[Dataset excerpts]
>> Start
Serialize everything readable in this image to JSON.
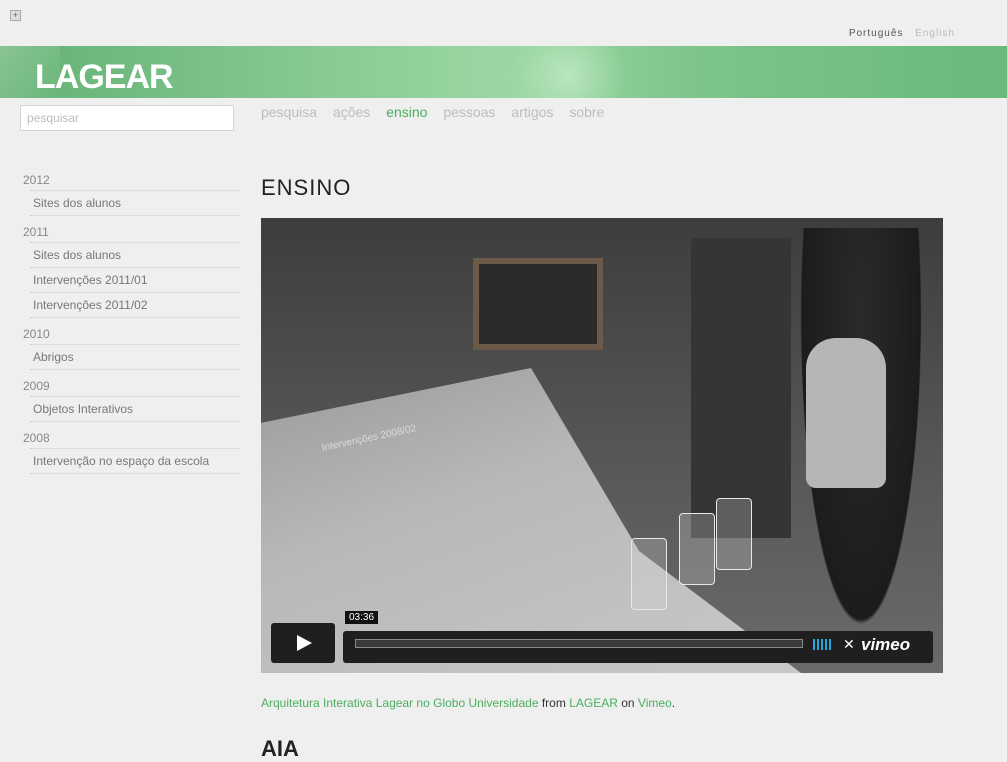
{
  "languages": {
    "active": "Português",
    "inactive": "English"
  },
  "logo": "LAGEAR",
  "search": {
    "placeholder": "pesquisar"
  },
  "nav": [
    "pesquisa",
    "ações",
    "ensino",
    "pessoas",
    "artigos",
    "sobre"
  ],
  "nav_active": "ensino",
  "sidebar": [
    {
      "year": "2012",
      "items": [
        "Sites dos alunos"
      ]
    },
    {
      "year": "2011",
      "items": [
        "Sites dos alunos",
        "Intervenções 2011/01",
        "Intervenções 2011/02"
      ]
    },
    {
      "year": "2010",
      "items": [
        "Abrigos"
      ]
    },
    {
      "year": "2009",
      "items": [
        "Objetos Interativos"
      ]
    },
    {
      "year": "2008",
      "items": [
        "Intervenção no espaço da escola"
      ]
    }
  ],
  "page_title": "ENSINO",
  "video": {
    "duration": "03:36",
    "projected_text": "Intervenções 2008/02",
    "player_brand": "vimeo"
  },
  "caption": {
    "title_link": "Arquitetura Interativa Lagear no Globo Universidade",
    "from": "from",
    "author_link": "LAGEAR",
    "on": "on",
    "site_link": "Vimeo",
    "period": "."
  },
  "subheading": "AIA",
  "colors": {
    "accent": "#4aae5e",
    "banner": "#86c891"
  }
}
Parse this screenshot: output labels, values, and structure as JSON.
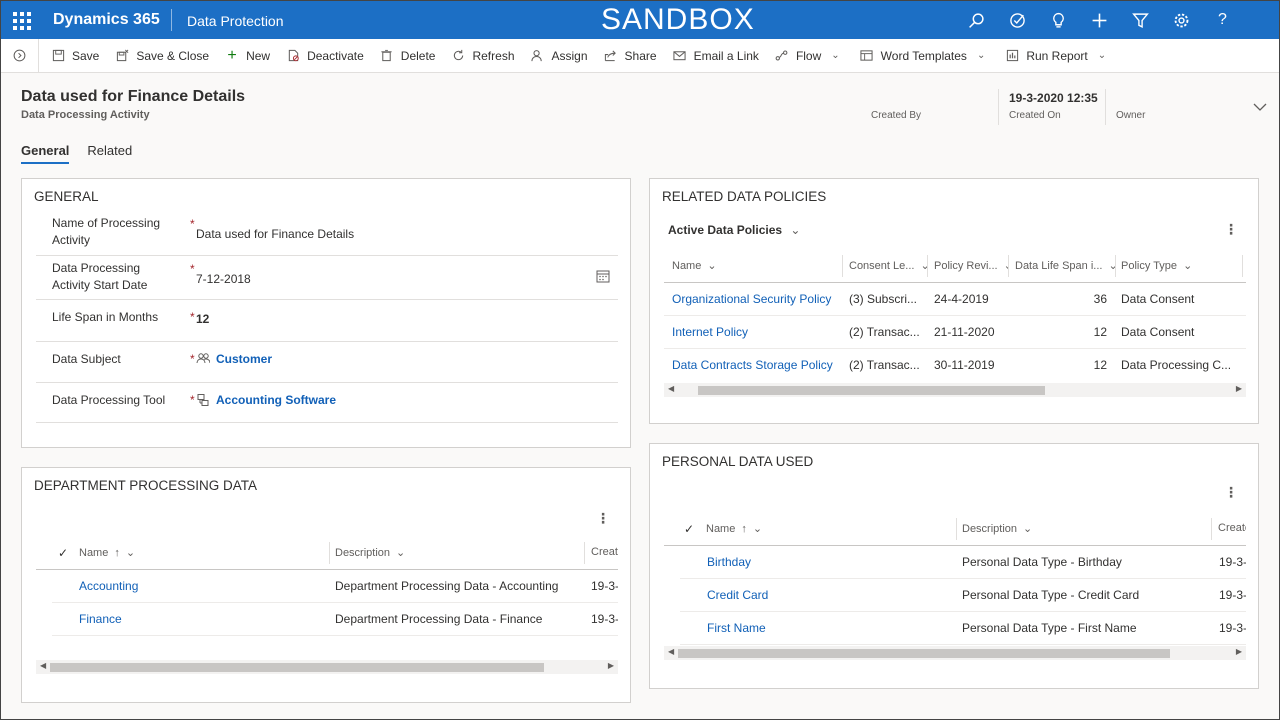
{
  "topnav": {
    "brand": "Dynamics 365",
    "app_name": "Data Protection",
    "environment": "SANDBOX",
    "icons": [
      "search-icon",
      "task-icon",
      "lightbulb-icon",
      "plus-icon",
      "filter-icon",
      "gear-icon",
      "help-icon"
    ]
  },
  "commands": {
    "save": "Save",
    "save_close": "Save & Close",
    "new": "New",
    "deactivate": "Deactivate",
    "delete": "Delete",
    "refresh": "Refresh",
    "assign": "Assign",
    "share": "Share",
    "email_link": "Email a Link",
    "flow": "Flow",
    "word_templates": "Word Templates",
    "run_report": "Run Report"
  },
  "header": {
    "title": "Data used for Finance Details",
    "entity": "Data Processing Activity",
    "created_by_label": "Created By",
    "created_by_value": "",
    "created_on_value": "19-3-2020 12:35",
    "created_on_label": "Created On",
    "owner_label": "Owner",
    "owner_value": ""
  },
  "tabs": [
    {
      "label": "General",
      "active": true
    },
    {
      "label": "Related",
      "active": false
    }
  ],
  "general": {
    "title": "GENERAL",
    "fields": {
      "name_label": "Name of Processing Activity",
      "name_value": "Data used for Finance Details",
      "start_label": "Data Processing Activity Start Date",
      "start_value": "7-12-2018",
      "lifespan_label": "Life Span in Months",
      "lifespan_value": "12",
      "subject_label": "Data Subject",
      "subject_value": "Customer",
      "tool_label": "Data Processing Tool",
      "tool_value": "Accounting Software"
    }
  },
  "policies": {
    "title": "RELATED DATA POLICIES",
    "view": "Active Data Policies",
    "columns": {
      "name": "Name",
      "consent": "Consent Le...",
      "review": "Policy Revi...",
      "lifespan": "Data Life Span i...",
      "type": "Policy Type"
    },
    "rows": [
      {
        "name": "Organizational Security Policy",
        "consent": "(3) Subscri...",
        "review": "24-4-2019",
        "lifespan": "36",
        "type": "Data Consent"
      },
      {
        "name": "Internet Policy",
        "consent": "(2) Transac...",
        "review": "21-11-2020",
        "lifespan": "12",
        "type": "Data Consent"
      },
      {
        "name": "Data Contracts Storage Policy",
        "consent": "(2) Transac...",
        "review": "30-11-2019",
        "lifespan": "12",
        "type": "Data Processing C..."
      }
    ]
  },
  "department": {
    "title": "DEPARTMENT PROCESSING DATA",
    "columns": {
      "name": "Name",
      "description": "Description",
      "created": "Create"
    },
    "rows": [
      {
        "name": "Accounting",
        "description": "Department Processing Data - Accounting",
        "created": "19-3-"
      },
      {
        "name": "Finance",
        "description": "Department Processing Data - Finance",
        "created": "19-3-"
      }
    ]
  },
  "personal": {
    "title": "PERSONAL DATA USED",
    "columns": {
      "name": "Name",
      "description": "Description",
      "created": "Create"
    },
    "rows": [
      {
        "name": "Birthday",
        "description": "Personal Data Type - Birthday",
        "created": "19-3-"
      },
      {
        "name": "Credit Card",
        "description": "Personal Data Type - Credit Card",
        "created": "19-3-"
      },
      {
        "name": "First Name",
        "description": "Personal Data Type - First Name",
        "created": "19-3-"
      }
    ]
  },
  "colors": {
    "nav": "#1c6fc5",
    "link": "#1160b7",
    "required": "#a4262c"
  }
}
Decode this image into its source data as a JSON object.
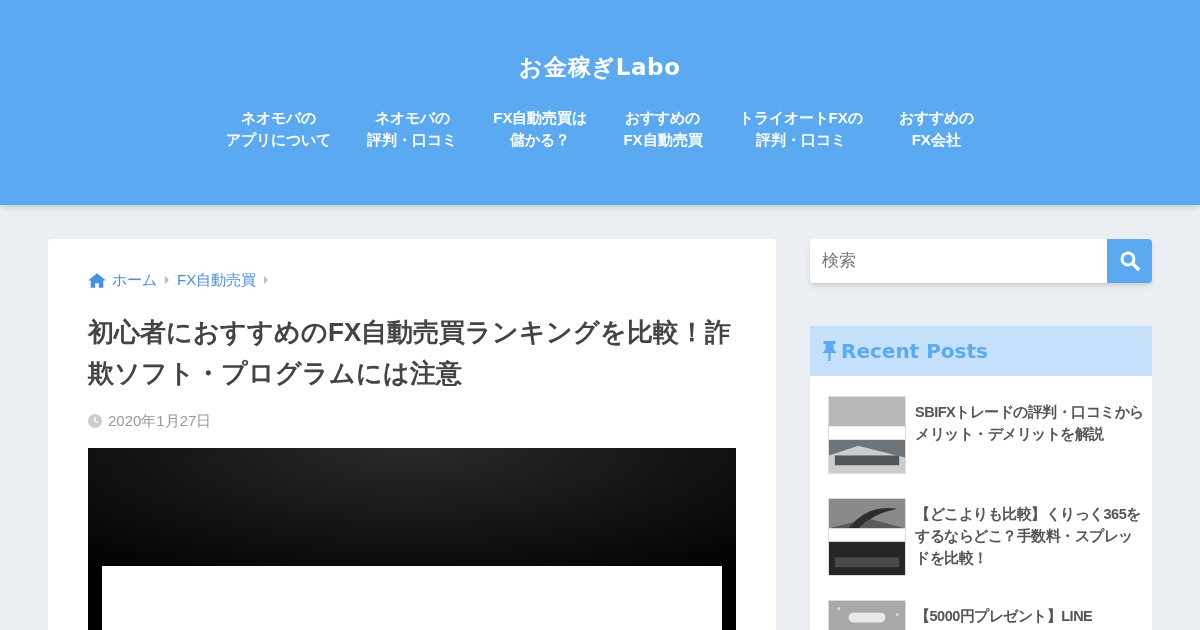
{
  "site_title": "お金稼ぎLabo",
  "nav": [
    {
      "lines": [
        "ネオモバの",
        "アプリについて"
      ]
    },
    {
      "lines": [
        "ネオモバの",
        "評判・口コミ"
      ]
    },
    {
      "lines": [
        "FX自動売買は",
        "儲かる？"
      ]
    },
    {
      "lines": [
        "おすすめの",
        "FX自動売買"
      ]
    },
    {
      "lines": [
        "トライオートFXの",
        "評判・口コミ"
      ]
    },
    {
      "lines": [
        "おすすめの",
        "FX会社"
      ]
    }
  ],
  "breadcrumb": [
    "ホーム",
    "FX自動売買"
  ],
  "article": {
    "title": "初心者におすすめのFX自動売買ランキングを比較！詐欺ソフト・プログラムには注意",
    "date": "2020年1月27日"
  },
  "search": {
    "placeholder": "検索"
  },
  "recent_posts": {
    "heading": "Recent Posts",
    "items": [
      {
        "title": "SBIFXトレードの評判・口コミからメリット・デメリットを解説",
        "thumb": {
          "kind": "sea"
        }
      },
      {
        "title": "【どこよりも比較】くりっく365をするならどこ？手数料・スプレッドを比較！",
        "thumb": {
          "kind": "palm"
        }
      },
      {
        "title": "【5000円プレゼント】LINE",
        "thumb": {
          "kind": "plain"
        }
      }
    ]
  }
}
>> End
>> Start
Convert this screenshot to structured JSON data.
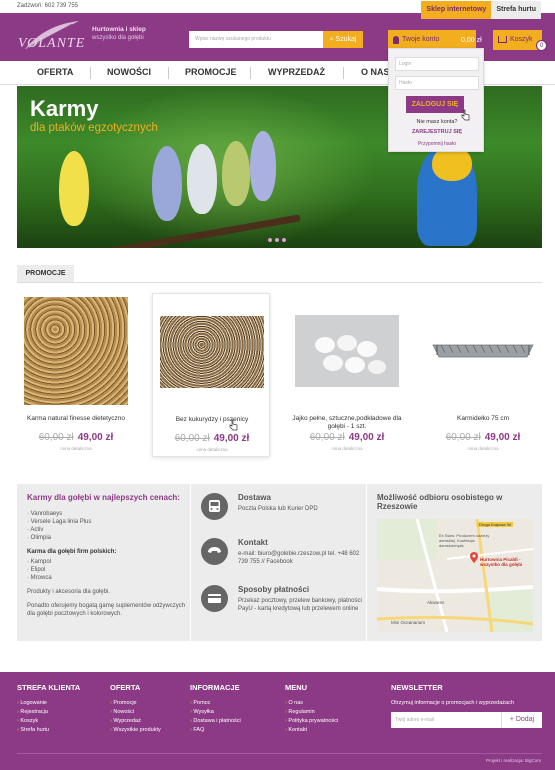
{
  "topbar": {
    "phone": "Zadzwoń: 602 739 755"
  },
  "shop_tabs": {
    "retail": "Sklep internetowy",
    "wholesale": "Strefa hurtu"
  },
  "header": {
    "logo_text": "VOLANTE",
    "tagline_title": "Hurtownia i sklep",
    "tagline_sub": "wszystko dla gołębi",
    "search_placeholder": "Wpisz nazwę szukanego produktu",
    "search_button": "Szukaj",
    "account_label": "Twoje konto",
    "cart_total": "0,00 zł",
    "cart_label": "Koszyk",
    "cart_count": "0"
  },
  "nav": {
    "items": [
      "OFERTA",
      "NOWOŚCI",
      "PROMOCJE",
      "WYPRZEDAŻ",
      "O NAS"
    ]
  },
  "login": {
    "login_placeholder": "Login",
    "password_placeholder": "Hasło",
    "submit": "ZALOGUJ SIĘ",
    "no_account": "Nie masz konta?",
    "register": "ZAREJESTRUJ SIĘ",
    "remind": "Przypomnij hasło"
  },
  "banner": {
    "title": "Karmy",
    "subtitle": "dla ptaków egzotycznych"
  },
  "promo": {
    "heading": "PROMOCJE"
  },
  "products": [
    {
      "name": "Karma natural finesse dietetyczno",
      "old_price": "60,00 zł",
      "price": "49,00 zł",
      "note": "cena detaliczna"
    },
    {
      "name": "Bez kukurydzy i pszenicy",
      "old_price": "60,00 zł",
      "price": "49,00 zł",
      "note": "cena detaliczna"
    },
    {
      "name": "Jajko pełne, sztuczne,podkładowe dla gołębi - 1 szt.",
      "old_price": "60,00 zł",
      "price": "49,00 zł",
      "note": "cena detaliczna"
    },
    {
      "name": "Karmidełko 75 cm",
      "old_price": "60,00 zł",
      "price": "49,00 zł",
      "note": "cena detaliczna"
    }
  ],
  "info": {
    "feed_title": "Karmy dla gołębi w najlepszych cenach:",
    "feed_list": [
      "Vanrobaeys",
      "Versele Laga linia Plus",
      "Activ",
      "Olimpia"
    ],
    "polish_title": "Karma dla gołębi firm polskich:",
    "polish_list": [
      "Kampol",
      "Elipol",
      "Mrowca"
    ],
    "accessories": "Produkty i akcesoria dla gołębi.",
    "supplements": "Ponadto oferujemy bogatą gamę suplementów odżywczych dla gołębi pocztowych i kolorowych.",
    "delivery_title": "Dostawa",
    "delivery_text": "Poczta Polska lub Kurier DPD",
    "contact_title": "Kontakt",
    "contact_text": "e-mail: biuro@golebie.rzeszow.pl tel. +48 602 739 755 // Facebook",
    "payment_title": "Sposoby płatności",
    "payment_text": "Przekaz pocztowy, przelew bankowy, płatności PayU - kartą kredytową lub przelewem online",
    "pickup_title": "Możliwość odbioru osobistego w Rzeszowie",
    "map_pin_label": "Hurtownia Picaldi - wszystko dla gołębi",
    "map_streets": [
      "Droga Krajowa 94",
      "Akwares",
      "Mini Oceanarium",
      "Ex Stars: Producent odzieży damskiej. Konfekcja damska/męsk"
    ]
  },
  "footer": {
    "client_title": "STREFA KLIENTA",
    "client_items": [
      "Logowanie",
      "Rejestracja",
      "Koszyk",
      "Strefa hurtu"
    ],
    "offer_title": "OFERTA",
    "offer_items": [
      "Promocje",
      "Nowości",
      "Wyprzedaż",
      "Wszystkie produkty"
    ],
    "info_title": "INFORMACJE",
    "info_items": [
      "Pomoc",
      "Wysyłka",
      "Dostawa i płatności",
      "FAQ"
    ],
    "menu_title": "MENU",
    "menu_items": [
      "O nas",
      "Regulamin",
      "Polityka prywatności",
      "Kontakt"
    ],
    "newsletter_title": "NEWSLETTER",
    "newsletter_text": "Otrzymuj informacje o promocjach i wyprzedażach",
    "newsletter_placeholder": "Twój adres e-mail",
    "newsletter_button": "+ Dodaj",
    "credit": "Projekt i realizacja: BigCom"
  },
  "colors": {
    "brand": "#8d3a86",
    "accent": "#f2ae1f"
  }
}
>> End
>> Start
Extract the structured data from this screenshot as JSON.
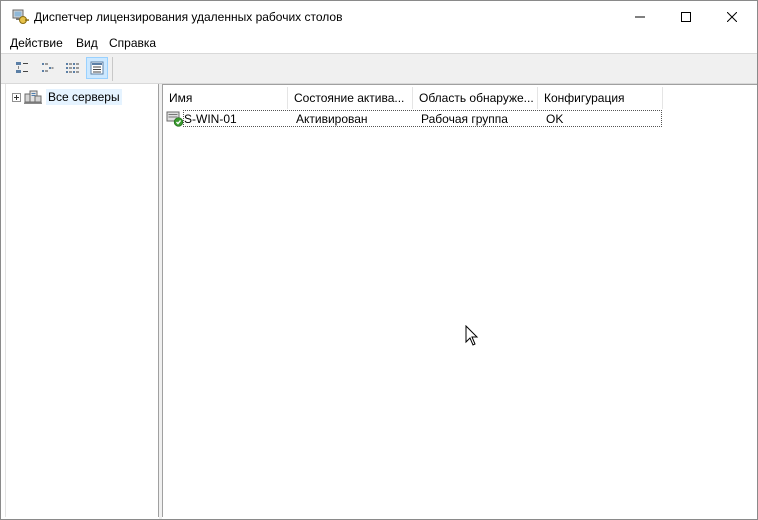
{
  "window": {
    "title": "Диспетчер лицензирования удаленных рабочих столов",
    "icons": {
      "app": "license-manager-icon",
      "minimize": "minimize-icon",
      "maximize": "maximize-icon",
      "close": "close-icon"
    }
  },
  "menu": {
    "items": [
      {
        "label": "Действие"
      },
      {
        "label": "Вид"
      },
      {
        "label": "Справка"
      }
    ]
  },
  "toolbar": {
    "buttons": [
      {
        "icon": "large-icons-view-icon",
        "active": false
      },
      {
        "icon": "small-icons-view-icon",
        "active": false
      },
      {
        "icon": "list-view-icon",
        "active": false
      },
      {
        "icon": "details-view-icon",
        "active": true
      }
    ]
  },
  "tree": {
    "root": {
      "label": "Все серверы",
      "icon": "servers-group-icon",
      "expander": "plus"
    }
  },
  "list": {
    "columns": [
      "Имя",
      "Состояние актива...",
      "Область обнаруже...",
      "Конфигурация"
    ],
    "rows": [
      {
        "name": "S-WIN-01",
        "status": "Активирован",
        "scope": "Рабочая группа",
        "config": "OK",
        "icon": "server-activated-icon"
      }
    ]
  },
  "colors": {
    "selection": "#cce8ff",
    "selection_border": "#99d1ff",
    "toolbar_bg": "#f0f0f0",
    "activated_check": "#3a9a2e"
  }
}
>> End
## Exercise goal
Check each line above for the word "description" and say how many have it, with nothing else.

## Solution
7